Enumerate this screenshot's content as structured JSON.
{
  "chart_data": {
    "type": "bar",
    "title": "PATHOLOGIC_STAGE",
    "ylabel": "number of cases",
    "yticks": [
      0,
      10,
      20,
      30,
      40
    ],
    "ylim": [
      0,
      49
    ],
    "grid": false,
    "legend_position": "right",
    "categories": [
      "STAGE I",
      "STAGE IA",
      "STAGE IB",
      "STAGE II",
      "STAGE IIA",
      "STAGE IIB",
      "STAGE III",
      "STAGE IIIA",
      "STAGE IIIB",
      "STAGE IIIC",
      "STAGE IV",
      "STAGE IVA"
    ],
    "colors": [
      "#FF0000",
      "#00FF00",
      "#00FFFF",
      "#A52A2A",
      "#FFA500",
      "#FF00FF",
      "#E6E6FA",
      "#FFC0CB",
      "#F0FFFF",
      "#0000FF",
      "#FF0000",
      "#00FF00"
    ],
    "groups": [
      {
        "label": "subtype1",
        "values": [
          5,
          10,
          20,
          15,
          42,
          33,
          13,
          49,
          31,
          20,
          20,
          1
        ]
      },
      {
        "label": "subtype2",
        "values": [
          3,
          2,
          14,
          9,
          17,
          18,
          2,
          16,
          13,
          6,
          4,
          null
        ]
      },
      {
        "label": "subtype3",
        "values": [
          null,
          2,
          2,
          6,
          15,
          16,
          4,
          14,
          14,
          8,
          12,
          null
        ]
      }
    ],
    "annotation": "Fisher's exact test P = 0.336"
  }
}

Your objective>
Write down every line of the data exactly as it appears above.

Task response>
Enumerate this screenshot's content as structured JSON.
{
  "chart_data": {
    "type": "bar",
    "title": "PATHOLOGIC_STAGE",
    "ylabel": "number of cases",
    "yticks": [
      0,
      10,
      20,
      30,
      40
    ],
    "ylim": [
      0,
      49
    ],
    "grid": false,
    "legend_position": "right",
    "categories": [
      "STAGE I",
      "STAGE IA",
      "STAGE IB",
      "STAGE II",
      "STAGE IIA",
      "STAGE IIB",
      "STAGE III",
      "STAGE IIIA",
      "STAGE IIIB",
      "STAGE IIIC",
      "STAGE IV",
      "STAGE IVA"
    ],
    "colors": [
      "#FF0000",
      "#00FF00",
      "#00FFFF",
      "#A52A2A",
      "#FFA500",
      "#FF00FF",
      "#E6E6FA",
      "#FFC0CB",
      "#F0FFFF",
      "#0000FF",
      "#FF0000",
      "#00FF00"
    ],
    "groups": [
      {
        "label": "subtype1",
        "values": [
          5,
          10,
          20,
          15,
          42,
          33,
          13,
          49,
          31,
          20,
          20,
          1
        ]
      },
      {
        "label": "subtype2",
        "values": [
          3,
          2,
          14,
          9,
          17,
          18,
          2,
          16,
          13,
          6,
          4,
          null
        ]
      },
      {
        "label": "subtype3",
        "values": [
          null,
          2,
          2,
          6,
          15,
          16,
          4,
          14,
          14,
          8,
          12,
          null
        ]
      }
    ],
    "annotation": "Fisher's exact test P = 0.336"
  }
}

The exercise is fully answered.